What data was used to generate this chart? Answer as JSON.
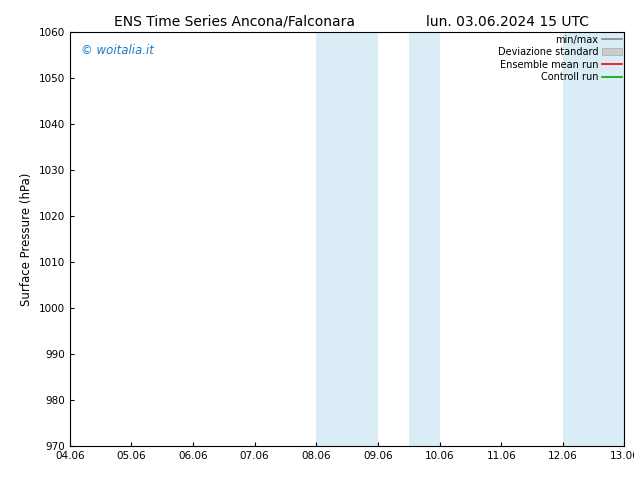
{
  "title_left": "ENS Time Series Ancona/Falconara",
  "title_right": "lun. 03.06.2024 15 UTC",
  "ylabel": "Surface Pressure (hPa)",
  "ylim": [
    970,
    1060
  ],
  "yticks": [
    970,
    980,
    990,
    1000,
    1010,
    1020,
    1030,
    1040,
    1050,
    1060
  ],
  "xlabels": [
    "04.06",
    "05.06",
    "06.06",
    "07.06",
    "08.06",
    "09.06",
    "10.06",
    "11.06",
    "12.06",
    "13.06"
  ],
  "shaded_bands": [
    {
      "xstart": 4.0,
      "xend": 5.0
    },
    {
      "xstart": 5.5,
      "xend": 6.0
    },
    {
      "xstart": 8.0,
      "xend": 9.0
    }
  ],
  "shade_color": "#daedf7",
  "watermark": "© woitalia.it",
  "watermark_color": "#1a7abf",
  "legend_items": [
    {
      "label": "min/max",
      "color": "#888888",
      "lw": 1.2,
      "style": "line"
    },
    {
      "label": "Deviazione standard",
      "color": "#cccccc",
      "style": "fill"
    },
    {
      "label": "Ensemble mean run",
      "color": "#ff0000",
      "lw": 1.2,
      "style": "line"
    },
    {
      "label": "Controll run",
      "color": "#00aa00",
      "lw": 1.2,
      "style": "line"
    }
  ],
  "bg_color": "#ffffff",
  "title_fontsize": 10,
  "tick_fontsize": 7.5,
  "ylabel_fontsize": 8.5
}
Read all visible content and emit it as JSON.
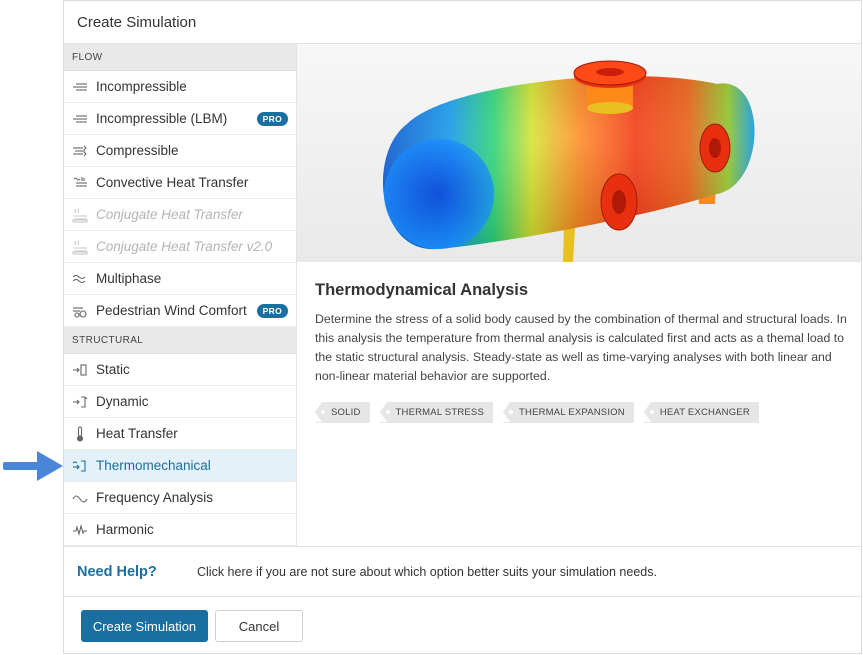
{
  "dialog": {
    "title": "Create Simulation"
  },
  "sidebar": {
    "categories": [
      {
        "label": "FLOW",
        "items": [
          {
            "label": "Incompressible",
            "icon": "flow-lines-icon",
            "state": "normal"
          },
          {
            "label": "Incompressible (LBM)",
            "icon": "flow-lines-icon",
            "state": "normal",
            "badge": "PRO"
          },
          {
            "label": "Compressible",
            "icon": "compressible-flow-icon",
            "state": "normal"
          },
          {
            "label": "Convective Heat Transfer",
            "icon": "convective-heat-icon",
            "state": "normal"
          },
          {
            "label": "Conjugate Heat Transfer",
            "icon": "conjugate-heat-icon",
            "state": "disabled"
          },
          {
            "label": "Conjugate Heat Transfer v2.0",
            "icon": "conjugate-heat-icon",
            "state": "disabled"
          },
          {
            "label": "Multiphase",
            "icon": "multiphase-icon",
            "state": "normal"
          },
          {
            "label": "Pedestrian Wind Comfort",
            "icon": "wind-comfort-icon",
            "state": "normal",
            "badge": "PRO"
          }
        ]
      },
      {
        "label": "STRUCTURAL",
        "items": [
          {
            "label": "Static",
            "icon": "static-load-icon",
            "state": "normal"
          },
          {
            "label": "Dynamic",
            "icon": "dynamic-load-icon",
            "state": "normal"
          },
          {
            "label": "Heat Transfer",
            "icon": "thermometer-icon",
            "state": "normal"
          },
          {
            "label": "Thermomechanical",
            "icon": "thermomechanical-icon",
            "state": "selected"
          },
          {
            "label": "Frequency Analysis",
            "icon": "sine-wave-icon",
            "state": "normal"
          },
          {
            "label": "Harmonic",
            "icon": "harmonic-wave-icon",
            "state": "normal"
          }
        ]
      }
    ]
  },
  "main": {
    "title": "Thermodynamical Analysis",
    "description": "Determine the stress of a solid body caused by the combination of thermal and structural loads. In this analysis the temperature from thermal analysis is calculated first and acts as a themal load to the static structural analysis. Steady-state as well as time-varying analyses with both linear and non-linear material behavior are supported.",
    "tags": [
      "SOLID",
      "THERMAL STRESS",
      "THERMAL EXPANSION",
      "HEAT EXCHANGER"
    ]
  },
  "help": {
    "title": "Need Help?",
    "text": "Click here if you are not sure about which option better suits your simulation needs."
  },
  "footer": {
    "create_label": "Create Simulation",
    "cancel_label": "Cancel"
  },
  "colors": {
    "accent": "#1a6fa0",
    "selected_bg": "#e4f1f8",
    "arrow": "#4a86d8"
  }
}
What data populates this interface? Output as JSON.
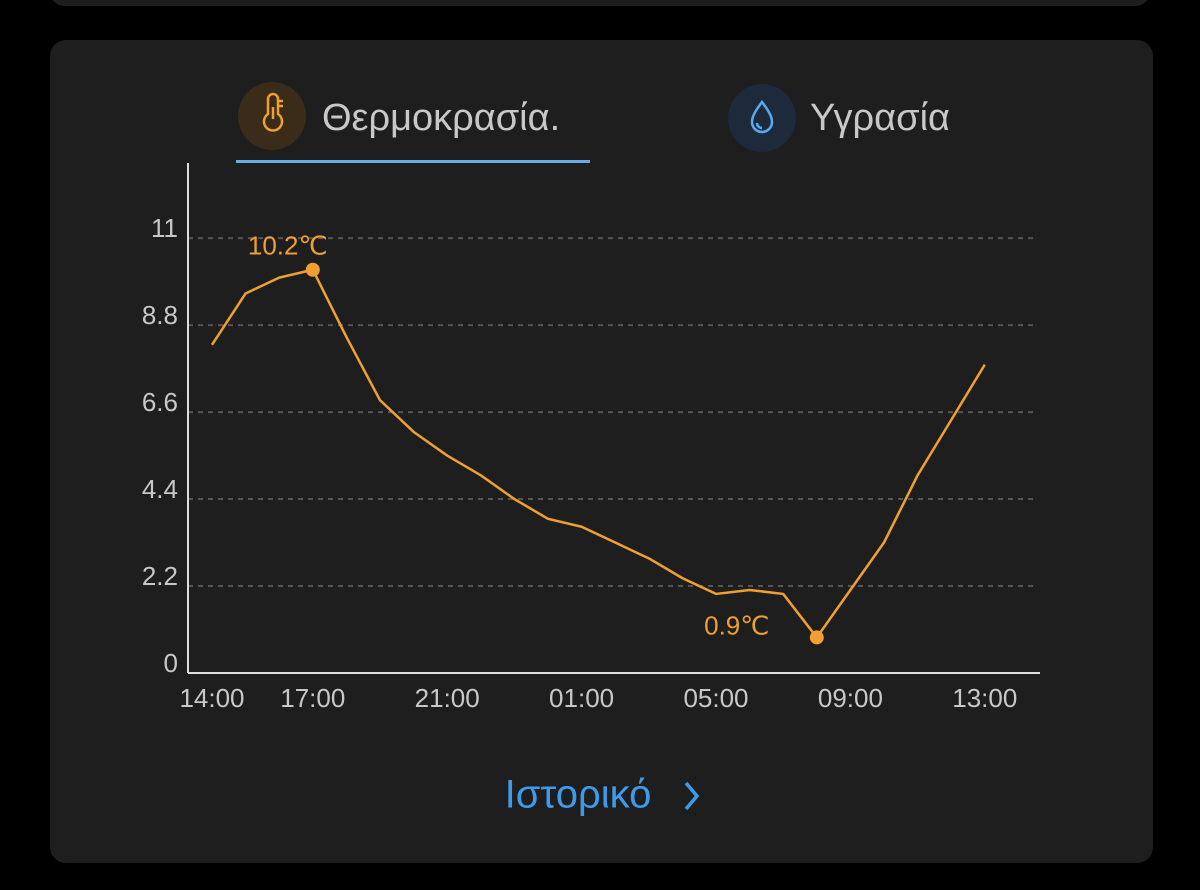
{
  "tabs": [
    {
      "label": "Θερμοκρασία."
    },
    {
      "label": "Υγρασία"
    }
  ],
  "chart_data": {
    "type": "line",
    "categories": [
      "14:00",
      null,
      null,
      "17:00",
      null,
      null,
      null,
      "21:00",
      null,
      null,
      null,
      "01:00",
      null,
      null,
      null,
      "05:00",
      null,
      null,
      null,
      "09:00",
      null,
      null,
      null,
      "13:00"
    ],
    "series": [
      {
        "color": "#f0a030",
        "values": [
          8.3,
          9.6,
          10.0,
          10.2,
          8.5,
          6.9,
          6.1,
          5.5,
          5.0,
          4.4,
          3.9,
          3.7,
          3.3,
          2.9,
          2.4,
          2.0,
          2.1,
          2.0,
          0.9,
          2.1,
          3.3,
          5.0,
          6.4,
          7.8
        ],
        "value_labels": [
          null,
          null,
          null,
          "10.2℃",
          null,
          null,
          null,
          null,
          null,
          null,
          null,
          null,
          null,
          null,
          null,
          null,
          null,
          null,
          "0.9℃",
          null,
          null,
          null,
          null,
          null
        ]
      }
    ],
    "ylim": [
      0,
      12.9
    ],
    "yticks": [
      0,
      2.2,
      4.4,
      6.6,
      8.8,
      11
    ],
    "grid": true
  },
  "link": {
    "label": "Ιστορικό"
  }
}
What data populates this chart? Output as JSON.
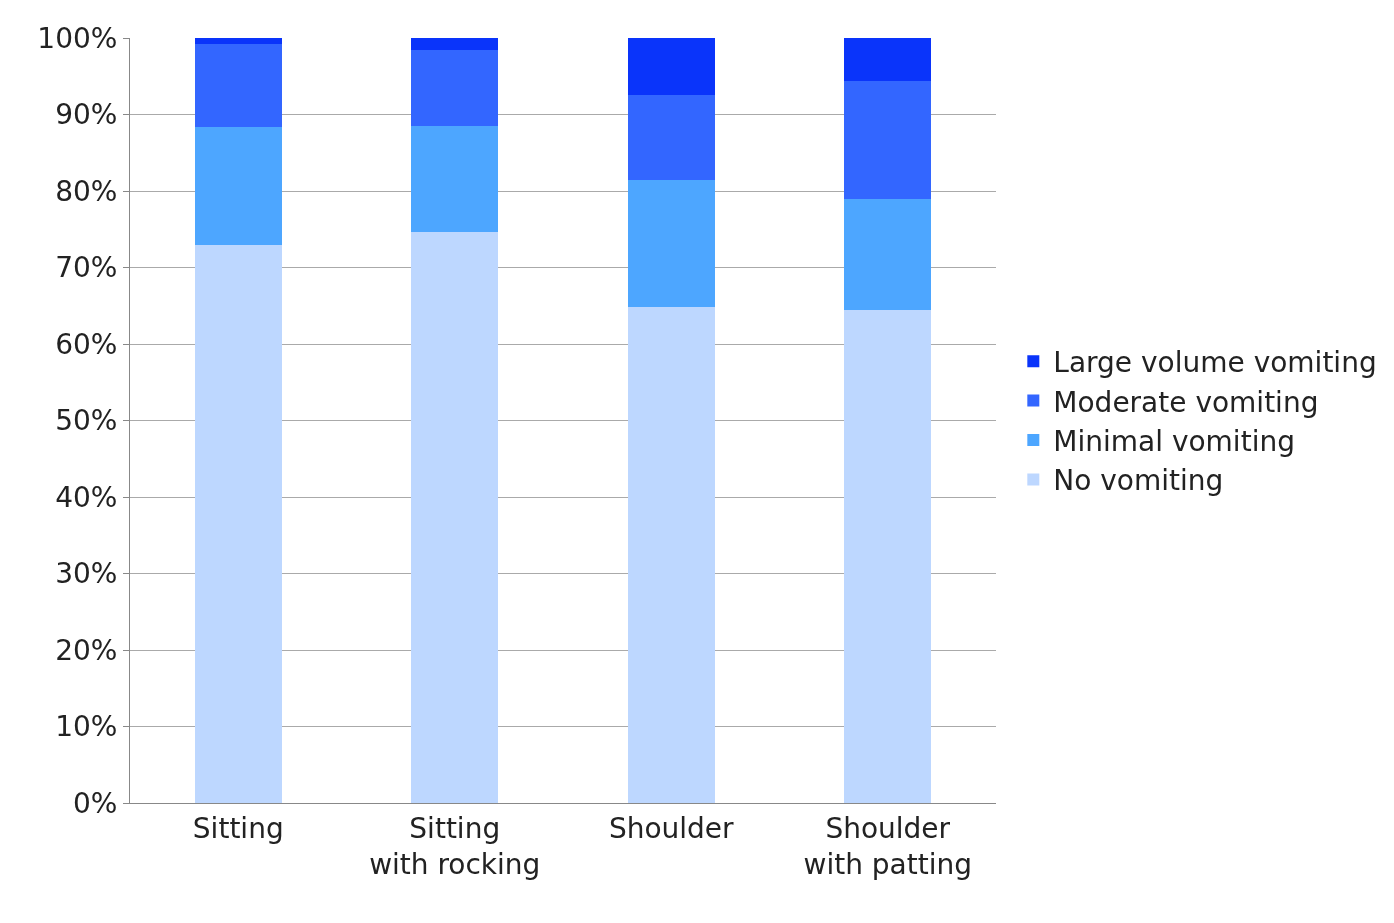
{
  "chart_data": {
    "type": "bar",
    "stacked": true,
    "categories": [
      "Sitting",
      "Sitting with rocking",
      "Shoulder",
      "Shoulder with patting"
    ],
    "series": [
      {
        "name": "No vomiting",
        "color": "#bdd7ff",
        "values": [
          73.0,
          74.7,
          64.8,
          64.5
        ]
      },
      {
        "name": "Minimal vomiting",
        "color": "#4da6ff",
        "values": [
          15.4,
          13.8,
          16.7,
          14.5
        ]
      },
      {
        "name": "Moderate vomiting",
        "color": "#3366ff",
        "values": [
          10.8,
          9.9,
          11.1,
          15.4
        ]
      },
      {
        "name": "Large volume vomiting",
        "color": "#0a34fa",
        "values": [
          0.8,
          1.6,
          7.4,
          5.6
        ]
      }
    ],
    "ylim": [
      0,
      100
    ],
    "yticks": [
      {
        "value": 0,
        "label": "0%"
      },
      {
        "value": 10,
        "label": "10%"
      },
      {
        "value": 20,
        "label": "20%"
      },
      {
        "value": 30,
        "label": "30%"
      },
      {
        "value": 40,
        "label": "40%"
      },
      {
        "value": 50,
        "label": "50%"
      },
      {
        "value": 60,
        "label": "60%"
      },
      {
        "value": 70,
        "label": "70%"
      },
      {
        "value": 80,
        "label": "80%"
      },
      {
        "value": 90,
        "label": "90%"
      },
      {
        "value": 100,
        "label": "100%"
      }
    ],
    "grid": "y",
    "legend": "right"
  }
}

[WHAT IS REQUIRED]:
Without the pictures, repeat the listing above exactly.

[PROBLEM SOLUTION]:
What data was used to generate this chart? Answer as JSON.
{
  "title_left": "ENS Time Series Ancona/Falconara",
  "title_right": "lun. 03.06.2024 15 UTC",
  "ylabel": "Surface Pressure (hPa)",
  "ylim": [
    970,
    1060
  ],
  "yticks": [
    970,
    980,
    990,
    1000,
    1010,
    1020,
    1030,
    1040,
    1050,
    1060
  ],
  "xlabels": [
    "04.06",
    "05.06",
    "06.06",
    "07.06",
    "08.06",
    "09.06",
    "10.06",
    "11.06",
    "12.06",
    "13.06"
  ],
  "shaded_bands": [
    {
      "xstart": 4.0,
      "xend": 5.0
    },
    {
      "xstart": 5.5,
      "xend": 6.0
    },
    {
      "xstart": 8.0,
      "xend": 9.0
    }
  ],
  "shade_color": "#daedf7",
  "watermark": "© woitalia.it",
  "watermark_color": "#1a7abf",
  "legend_items": [
    {
      "label": "min/max",
      "color": "#888888",
      "lw": 1.2,
      "style": "line"
    },
    {
      "label": "Deviazione standard",
      "color": "#cccccc",
      "style": "fill"
    },
    {
      "label": "Ensemble mean run",
      "color": "#ff0000",
      "lw": 1.2,
      "style": "line"
    },
    {
      "label": "Controll run",
      "color": "#00aa00",
      "lw": 1.2,
      "style": "line"
    }
  ],
  "bg_color": "#ffffff",
  "title_fontsize": 10,
  "tick_fontsize": 7.5,
  "ylabel_fontsize": 8.5
}
Read all visible content and emit it as JSON.
{
  "dialog": {
    "title": "Create Simulation"
  },
  "sidebar": {
    "categories": [
      {
        "label": "FLOW",
        "items": [
          {
            "label": "Incompressible",
            "icon": "flow-lines-icon",
            "state": "normal"
          },
          {
            "label": "Incompressible (LBM)",
            "icon": "flow-lines-icon",
            "state": "normal",
            "badge": "PRO"
          },
          {
            "label": "Compressible",
            "icon": "compressible-flow-icon",
            "state": "normal"
          },
          {
            "label": "Convective Heat Transfer",
            "icon": "convective-heat-icon",
            "state": "normal"
          },
          {
            "label": "Conjugate Heat Transfer",
            "icon": "conjugate-heat-icon",
            "state": "disabled"
          },
          {
            "label": "Conjugate Heat Transfer v2.0",
            "icon": "conjugate-heat-icon",
            "state": "disabled"
          },
          {
            "label": "Multiphase",
            "icon": "multiphase-icon",
            "state": "normal"
          },
          {
            "label": "Pedestrian Wind Comfort",
            "icon": "wind-comfort-icon",
            "state": "normal",
            "badge": "PRO"
          }
        ]
      },
      {
        "label": "STRUCTURAL",
        "items": [
          {
            "label": "Static",
            "icon": "static-load-icon",
            "state": "normal"
          },
          {
            "label": "Dynamic",
            "icon": "dynamic-load-icon",
            "state": "normal"
          },
          {
            "label": "Heat Transfer",
            "icon": "thermometer-icon",
            "state": "normal"
          },
          {
            "label": "Thermomechanical",
            "icon": "thermomechanical-icon",
            "state": "selected"
          },
          {
            "label": "Frequency Analysis",
            "icon": "sine-wave-icon",
            "state": "normal"
          },
          {
            "label": "Harmonic",
            "icon": "harmonic-wave-icon",
            "state": "normal"
          }
        ]
      }
    ]
  },
  "main": {
    "title": "Thermodynamical Analysis",
    "description": "Determine the stress of a solid body caused by the combination of thermal and structural loads. In this analysis the temperature from thermal analysis is calculated first and acts as a themal load to the static structural analysis. Steady-state as well as time-varying analyses with both linear and non-linear material behavior are supported.",
    "tags": [
      "SOLID",
      "THERMAL STRESS",
      "THERMAL EXPANSION",
      "HEAT EXCHANGER"
    ]
  },
  "help": {
    "title": "Need Help?",
    "text": "Click here if you are not sure about which option better suits your simulation needs."
  },
  "footer": {
    "create_label": "Create Simulation",
    "cancel_label": "Cancel"
  },
  "colors": {
    "accent": "#1a6fa0",
    "selected_bg": "#e4f1f8",
    "arrow": "#4a86d8"
  }
}
What data populates this interface? Output as JSON.
{
  "tabs": [
    {
      "label": "Θερμοκρασία."
    },
    {
      "label": "Υγρασία"
    }
  ],
  "chart_data": {
    "type": "line",
    "categories": [
      "14:00",
      null,
      null,
      "17:00",
      null,
      null,
      null,
      "21:00",
      null,
      null,
      null,
      "01:00",
      null,
      null,
      null,
      "05:00",
      null,
      null,
      null,
      "09:00",
      null,
      null,
      null,
      "13:00"
    ],
    "series": [
      {
        "color": "#f0a030",
        "values": [
          8.3,
          9.6,
          10.0,
          10.2,
          8.5,
          6.9,
          6.1,
          5.5,
          5.0,
          4.4,
          3.9,
          3.7,
          3.3,
          2.9,
          2.4,
          2.0,
          2.1,
          2.0,
          0.9,
          2.1,
          3.3,
          5.0,
          6.4,
          7.8
        ],
        "value_labels": [
          null,
          null,
          null,
          "10.2℃",
          null,
          null,
          null,
          null,
          null,
          null,
          null,
          null,
          null,
          null,
          null,
          null,
          null,
          null,
          "0.9℃",
          null,
          null,
          null,
          null,
          null
        ]
      }
    ],
    "ylim": [
      0,
      12.9
    ],
    "yticks": [
      0,
      2.2,
      4.4,
      6.6,
      8.8,
      11
    ],
    "grid": true
  },
  "link": {
    "label": "Ιστορικό"
  }
}
What data populates this chart? Output as JSON.
{
  "chart_data": {
    "type": "bar",
    "stacked": true,
    "categories": [
      "Sitting",
      "Sitting with rocking",
      "Shoulder",
      "Shoulder with patting"
    ],
    "series": [
      {
        "name": "No vomiting",
        "color": "#bdd7ff",
        "values": [
          73.0,
          74.7,
          64.8,
          64.5
        ]
      },
      {
        "name": "Minimal vomiting",
        "color": "#4da6ff",
        "values": [
          15.4,
          13.8,
          16.7,
          14.5
        ]
      },
      {
        "name": "Moderate vomiting",
        "color": "#3366ff",
        "values": [
          10.8,
          9.9,
          11.1,
          15.4
        ]
      },
      {
        "name": "Large volume vomiting",
        "color": "#0a34fa",
        "values": [
          0.8,
          1.6,
          7.4,
          5.6
        ]
      }
    ],
    "ylim": [
      0,
      100
    ],
    "yticks": [
      {
        "value": 0,
        "label": "0%"
      },
      {
        "value": 10,
        "label": "10%"
      },
      {
        "value": 20,
        "label": "20%"
      },
      {
        "value": 30,
        "label": "30%"
      },
      {
        "value": 40,
        "label": "40%"
      },
      {
        "value": 50,
        "label": "50%"
      },
      {
        "value": 60,
        "label": "60%"
      },
      {
        "value": 70,
        "label": "70%"
      },
      {
        "value": 80,
        "label": "80%"
      },
      {
        "value": 90,
        "label": "90%"
      },
      {
        "value": 100,
        "label": "100%"
      }
    ],
    "grid": "y",
    "legend": "right"
  }
}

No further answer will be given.